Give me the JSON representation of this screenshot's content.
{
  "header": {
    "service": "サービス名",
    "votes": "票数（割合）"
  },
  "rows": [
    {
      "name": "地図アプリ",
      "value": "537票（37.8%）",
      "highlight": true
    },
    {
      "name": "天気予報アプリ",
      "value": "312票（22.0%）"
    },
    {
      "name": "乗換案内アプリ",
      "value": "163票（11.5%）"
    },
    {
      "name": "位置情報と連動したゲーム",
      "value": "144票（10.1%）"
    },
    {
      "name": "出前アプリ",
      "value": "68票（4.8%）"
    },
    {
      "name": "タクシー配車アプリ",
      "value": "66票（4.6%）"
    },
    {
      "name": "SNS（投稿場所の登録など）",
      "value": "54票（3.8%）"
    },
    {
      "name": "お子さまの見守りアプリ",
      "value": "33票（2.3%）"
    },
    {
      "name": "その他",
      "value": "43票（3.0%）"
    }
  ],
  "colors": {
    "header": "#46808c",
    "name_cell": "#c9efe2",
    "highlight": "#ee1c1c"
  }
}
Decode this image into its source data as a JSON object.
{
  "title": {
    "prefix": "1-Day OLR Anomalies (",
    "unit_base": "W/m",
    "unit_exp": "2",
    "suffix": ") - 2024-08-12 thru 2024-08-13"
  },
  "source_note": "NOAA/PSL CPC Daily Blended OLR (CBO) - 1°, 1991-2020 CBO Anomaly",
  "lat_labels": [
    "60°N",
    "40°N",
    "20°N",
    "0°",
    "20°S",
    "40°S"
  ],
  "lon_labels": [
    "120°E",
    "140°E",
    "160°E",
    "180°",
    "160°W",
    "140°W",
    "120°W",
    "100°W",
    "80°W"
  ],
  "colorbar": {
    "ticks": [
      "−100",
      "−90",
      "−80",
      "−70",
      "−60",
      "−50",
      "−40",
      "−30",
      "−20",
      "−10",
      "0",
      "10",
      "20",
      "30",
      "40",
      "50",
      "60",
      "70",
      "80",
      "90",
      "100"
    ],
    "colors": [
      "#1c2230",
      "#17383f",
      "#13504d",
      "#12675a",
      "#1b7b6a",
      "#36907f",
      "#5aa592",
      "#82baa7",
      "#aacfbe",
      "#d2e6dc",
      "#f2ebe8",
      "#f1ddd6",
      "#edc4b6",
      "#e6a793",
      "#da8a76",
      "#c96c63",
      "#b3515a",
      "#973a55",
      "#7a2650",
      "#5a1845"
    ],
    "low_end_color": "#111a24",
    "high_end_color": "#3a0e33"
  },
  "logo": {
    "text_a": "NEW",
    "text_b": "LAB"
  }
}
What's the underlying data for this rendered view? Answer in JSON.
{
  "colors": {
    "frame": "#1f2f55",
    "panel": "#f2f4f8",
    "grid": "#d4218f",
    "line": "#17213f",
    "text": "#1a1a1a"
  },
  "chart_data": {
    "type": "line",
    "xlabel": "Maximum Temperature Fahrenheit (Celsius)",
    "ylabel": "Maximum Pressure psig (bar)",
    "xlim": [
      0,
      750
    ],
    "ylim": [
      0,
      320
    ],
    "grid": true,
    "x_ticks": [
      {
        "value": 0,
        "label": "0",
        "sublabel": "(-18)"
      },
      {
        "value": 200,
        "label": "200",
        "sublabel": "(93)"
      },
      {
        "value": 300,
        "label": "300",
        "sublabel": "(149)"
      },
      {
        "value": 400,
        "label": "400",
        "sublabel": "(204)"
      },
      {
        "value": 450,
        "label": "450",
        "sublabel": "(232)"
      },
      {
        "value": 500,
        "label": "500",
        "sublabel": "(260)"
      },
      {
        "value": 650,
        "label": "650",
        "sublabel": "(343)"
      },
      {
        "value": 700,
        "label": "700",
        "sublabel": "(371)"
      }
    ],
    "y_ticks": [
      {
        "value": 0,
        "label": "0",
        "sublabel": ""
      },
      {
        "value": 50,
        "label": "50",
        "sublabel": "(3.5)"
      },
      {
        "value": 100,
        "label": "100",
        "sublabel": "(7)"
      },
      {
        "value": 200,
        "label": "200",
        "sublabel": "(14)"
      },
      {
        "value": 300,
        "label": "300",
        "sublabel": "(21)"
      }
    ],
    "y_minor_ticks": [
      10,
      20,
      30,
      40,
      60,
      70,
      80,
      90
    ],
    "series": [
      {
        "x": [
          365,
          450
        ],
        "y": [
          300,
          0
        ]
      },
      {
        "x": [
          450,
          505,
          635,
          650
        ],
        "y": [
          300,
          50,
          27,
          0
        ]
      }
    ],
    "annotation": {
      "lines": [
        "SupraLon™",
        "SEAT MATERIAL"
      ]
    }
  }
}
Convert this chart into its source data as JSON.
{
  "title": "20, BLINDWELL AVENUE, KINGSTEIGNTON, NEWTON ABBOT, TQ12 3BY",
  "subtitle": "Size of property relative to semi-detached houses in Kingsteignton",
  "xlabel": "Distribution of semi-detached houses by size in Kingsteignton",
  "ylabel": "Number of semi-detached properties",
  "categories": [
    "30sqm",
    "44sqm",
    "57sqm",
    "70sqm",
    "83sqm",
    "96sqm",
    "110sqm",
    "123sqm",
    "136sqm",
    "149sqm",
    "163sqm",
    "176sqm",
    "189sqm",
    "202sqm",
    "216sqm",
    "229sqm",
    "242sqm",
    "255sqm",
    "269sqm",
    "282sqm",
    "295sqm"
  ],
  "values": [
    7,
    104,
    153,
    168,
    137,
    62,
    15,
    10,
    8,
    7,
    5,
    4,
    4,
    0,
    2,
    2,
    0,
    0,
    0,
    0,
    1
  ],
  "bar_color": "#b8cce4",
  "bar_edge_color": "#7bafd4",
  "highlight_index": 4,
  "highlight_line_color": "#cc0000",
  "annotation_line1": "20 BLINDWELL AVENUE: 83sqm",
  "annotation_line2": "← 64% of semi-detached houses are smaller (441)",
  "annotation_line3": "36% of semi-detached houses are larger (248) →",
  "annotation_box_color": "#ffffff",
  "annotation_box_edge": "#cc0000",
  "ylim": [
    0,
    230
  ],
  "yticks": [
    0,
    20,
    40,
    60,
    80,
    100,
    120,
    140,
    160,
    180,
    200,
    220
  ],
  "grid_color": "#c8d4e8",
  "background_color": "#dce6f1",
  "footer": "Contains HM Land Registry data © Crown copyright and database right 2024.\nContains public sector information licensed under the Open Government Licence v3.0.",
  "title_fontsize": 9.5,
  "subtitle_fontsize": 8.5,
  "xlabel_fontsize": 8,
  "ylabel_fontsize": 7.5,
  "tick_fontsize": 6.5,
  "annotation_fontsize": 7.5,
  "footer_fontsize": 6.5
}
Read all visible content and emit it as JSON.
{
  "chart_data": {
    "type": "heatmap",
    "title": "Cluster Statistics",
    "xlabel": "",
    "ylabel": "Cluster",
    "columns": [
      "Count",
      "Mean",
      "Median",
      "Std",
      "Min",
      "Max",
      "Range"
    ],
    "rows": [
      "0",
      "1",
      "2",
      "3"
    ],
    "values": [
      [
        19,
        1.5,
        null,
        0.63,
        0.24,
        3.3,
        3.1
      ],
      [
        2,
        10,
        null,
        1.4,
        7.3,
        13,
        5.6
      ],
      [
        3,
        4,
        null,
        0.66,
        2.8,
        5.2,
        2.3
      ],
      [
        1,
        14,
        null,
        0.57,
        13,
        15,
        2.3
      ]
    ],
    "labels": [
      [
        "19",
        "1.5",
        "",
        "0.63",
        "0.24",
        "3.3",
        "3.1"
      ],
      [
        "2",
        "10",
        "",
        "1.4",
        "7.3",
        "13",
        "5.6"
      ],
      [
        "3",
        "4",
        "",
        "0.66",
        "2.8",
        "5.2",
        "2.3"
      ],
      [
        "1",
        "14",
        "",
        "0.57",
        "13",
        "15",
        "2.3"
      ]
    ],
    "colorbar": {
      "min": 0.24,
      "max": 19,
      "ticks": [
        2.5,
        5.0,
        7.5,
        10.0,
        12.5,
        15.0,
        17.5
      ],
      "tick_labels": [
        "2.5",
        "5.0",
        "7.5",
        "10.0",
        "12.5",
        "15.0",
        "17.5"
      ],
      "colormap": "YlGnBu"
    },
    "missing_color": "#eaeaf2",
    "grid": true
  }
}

◆ **What is required**: Where a line contains "Maximum", copy that line.

◆ **Expected answer**:
    "xlabel": "Maximum Temperature Fahrenheit (Celsius)",
    "ylabel": "Maximum Pressure psig (bar)",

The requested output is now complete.